▸ What is needed:
Locate each line containing the string "SILVER" and copy it out.

Dataset entries
━━━━━━━━━━━━━━━━━━━━━━━━━━━━━━

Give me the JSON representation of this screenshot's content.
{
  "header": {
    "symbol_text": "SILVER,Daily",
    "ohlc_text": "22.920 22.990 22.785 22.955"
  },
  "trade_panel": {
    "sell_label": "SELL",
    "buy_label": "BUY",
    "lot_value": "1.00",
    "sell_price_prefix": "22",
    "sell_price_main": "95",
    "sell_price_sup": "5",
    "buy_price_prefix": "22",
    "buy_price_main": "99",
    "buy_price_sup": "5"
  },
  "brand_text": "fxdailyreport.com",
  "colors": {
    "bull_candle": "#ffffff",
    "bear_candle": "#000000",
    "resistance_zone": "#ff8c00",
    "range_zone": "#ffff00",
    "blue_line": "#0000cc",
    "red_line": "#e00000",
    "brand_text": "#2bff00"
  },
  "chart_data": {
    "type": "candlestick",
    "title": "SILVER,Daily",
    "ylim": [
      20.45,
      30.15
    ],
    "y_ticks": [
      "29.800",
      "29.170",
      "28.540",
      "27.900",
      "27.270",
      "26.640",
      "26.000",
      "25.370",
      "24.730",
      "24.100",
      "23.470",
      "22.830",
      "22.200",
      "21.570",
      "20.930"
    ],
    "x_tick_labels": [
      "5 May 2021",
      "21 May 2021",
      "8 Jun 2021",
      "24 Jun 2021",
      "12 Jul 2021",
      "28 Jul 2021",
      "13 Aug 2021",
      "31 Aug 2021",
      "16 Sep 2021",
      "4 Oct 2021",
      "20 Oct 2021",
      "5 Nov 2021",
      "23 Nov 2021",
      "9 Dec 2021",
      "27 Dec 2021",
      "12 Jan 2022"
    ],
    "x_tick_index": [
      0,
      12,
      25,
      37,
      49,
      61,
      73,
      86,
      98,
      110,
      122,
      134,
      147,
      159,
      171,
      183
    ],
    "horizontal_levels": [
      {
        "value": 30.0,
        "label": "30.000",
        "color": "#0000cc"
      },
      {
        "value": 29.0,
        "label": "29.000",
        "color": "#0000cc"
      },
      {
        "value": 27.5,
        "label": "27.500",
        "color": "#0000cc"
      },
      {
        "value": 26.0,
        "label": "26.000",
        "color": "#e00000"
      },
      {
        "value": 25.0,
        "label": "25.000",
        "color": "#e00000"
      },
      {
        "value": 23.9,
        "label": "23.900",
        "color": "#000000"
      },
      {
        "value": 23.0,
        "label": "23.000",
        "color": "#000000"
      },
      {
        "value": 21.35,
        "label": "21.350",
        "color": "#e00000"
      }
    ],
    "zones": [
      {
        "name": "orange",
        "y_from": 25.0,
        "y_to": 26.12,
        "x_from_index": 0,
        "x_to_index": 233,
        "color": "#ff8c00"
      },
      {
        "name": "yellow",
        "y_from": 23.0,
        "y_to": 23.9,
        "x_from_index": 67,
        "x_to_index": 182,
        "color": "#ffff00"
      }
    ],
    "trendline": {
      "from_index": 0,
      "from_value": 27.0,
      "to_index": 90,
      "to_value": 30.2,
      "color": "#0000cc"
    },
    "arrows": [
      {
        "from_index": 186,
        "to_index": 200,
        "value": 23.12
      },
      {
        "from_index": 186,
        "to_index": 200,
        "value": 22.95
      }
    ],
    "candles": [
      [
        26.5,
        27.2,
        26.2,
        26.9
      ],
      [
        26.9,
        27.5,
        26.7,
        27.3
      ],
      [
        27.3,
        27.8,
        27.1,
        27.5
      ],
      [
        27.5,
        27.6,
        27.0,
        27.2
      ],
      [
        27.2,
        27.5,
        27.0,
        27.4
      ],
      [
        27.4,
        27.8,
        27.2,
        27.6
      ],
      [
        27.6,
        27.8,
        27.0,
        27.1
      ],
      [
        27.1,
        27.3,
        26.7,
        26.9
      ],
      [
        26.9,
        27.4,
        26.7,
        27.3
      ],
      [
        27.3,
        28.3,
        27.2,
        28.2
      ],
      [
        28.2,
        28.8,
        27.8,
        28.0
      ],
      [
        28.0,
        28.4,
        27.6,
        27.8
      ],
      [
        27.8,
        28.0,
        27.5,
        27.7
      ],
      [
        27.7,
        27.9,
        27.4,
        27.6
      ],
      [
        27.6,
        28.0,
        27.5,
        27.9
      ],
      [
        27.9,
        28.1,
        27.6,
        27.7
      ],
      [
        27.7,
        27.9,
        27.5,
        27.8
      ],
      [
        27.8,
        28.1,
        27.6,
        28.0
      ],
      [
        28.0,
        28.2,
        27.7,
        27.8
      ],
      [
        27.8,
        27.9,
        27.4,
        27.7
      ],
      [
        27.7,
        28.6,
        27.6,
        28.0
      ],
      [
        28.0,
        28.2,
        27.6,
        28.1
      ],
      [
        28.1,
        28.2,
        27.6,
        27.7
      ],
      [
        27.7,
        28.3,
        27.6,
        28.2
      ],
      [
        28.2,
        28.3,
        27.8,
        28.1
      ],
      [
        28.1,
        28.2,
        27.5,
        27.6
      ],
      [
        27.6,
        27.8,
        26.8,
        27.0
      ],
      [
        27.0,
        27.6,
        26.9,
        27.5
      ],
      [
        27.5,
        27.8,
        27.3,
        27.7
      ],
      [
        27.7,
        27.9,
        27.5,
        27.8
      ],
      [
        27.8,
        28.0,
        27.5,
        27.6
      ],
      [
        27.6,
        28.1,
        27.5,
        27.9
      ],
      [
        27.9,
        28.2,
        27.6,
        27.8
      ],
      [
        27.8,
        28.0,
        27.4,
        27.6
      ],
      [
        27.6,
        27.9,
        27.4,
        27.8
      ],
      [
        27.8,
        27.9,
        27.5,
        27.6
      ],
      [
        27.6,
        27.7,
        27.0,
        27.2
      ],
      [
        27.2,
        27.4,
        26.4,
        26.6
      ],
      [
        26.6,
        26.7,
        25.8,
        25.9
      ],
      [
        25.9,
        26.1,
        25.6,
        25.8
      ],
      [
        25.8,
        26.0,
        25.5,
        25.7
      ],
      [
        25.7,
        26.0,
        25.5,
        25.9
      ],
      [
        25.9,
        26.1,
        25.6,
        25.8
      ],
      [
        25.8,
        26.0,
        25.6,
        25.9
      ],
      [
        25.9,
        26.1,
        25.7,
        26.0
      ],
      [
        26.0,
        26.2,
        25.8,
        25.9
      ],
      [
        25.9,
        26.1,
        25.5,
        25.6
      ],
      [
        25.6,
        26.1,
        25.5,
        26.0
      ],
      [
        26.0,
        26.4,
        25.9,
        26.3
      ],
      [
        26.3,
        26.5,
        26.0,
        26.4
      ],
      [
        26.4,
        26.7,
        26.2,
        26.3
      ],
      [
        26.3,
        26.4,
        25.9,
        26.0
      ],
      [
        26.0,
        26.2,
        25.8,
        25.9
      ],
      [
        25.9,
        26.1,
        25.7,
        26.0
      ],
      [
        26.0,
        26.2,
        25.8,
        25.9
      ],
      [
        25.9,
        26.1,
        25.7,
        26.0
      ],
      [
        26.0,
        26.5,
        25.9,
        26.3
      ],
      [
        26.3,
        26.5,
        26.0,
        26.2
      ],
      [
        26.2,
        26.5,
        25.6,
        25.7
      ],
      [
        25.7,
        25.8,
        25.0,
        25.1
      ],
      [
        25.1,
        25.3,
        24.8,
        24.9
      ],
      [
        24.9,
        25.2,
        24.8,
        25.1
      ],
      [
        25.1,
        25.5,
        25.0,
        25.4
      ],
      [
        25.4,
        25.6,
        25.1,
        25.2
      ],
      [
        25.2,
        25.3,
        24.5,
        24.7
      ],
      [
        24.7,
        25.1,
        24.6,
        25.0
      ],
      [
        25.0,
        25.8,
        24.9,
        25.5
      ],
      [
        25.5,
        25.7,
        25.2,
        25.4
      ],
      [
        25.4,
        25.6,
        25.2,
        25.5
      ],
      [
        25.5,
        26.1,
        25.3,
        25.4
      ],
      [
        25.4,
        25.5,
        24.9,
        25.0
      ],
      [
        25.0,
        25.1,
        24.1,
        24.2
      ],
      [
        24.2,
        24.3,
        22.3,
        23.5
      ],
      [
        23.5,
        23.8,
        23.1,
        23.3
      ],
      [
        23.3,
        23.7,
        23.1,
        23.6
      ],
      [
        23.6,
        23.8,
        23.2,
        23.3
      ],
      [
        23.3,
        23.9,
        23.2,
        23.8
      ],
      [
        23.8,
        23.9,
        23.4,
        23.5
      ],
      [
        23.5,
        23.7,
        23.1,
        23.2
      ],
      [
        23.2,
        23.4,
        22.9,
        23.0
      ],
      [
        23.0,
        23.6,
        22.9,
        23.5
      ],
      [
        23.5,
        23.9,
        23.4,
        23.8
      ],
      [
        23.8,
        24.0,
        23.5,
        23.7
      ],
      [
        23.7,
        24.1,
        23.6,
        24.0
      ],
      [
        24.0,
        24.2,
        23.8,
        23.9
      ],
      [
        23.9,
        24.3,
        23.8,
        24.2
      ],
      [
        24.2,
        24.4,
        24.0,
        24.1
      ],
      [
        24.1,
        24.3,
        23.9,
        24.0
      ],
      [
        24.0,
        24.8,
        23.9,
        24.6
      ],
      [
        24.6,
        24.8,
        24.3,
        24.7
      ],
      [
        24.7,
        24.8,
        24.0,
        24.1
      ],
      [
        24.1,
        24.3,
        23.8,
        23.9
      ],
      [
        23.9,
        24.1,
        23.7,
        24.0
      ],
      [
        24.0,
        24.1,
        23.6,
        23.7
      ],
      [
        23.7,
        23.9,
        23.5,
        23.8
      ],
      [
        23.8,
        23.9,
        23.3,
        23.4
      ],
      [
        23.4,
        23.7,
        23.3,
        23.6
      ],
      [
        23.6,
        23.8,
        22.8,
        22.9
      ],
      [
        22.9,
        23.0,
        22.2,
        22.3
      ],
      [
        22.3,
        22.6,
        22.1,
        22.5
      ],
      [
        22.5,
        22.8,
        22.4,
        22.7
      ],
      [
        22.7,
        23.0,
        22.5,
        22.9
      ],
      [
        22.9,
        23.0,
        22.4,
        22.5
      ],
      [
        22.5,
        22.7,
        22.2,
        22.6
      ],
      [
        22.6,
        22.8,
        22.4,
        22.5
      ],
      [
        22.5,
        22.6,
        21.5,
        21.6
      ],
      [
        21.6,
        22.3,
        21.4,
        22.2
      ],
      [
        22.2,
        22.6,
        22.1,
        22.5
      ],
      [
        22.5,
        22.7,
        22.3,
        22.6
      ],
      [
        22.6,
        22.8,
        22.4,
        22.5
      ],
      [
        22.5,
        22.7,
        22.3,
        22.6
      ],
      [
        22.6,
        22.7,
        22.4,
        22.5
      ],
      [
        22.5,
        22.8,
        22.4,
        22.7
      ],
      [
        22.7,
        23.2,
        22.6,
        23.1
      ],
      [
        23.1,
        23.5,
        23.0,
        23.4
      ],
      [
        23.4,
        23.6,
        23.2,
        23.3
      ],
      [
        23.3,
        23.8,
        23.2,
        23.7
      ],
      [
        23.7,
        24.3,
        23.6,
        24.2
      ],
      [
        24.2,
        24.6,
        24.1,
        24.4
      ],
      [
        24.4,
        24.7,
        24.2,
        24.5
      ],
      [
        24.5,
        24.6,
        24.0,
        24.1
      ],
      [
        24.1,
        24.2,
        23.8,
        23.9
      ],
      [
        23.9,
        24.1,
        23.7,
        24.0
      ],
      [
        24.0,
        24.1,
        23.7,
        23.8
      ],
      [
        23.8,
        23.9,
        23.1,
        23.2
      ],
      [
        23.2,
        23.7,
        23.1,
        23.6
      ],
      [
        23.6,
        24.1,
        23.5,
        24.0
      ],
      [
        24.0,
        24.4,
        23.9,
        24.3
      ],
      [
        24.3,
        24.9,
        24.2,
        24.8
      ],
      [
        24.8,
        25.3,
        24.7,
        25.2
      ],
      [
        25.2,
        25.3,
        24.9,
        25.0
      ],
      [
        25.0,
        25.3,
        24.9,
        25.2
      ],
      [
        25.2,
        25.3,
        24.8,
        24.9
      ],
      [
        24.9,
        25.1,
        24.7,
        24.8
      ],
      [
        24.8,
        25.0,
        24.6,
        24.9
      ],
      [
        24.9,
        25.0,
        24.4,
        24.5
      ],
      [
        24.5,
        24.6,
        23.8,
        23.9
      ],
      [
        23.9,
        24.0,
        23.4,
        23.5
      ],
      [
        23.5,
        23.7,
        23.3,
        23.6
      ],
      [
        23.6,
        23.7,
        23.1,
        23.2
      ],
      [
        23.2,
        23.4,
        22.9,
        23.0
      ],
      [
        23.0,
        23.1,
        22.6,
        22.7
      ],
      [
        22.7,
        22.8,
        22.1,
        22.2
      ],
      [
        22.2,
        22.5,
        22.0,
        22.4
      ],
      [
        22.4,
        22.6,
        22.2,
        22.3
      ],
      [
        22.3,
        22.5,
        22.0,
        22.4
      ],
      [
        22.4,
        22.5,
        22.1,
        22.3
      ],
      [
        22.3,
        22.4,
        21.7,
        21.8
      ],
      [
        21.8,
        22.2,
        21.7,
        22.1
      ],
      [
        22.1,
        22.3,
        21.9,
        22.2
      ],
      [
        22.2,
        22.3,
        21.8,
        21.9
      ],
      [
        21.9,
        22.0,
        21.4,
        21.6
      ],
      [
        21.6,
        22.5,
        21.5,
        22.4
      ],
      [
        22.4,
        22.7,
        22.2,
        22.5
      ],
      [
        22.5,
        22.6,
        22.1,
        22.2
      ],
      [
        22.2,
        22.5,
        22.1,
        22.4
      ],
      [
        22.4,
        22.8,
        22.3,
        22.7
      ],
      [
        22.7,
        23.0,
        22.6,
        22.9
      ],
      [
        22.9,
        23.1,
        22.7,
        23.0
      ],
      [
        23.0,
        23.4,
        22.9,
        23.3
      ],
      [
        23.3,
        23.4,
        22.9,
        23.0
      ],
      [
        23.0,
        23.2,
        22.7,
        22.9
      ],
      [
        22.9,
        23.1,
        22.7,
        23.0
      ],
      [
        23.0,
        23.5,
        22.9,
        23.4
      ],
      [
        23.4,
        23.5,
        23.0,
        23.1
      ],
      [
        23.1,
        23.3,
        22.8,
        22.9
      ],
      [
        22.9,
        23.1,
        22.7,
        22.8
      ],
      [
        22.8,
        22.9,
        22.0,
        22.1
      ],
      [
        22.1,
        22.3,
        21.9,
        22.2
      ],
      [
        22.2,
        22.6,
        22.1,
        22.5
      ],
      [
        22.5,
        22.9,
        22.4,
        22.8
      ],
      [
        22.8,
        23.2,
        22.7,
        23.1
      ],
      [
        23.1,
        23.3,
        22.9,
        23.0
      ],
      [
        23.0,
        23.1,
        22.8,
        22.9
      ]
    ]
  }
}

━━━━━━━━━━━━━━━━━━━━━━━━━━━━━━

▸ Correct result:
    "symbol_text": "SILVER,Daily",
    "title": "SILVER,Daily",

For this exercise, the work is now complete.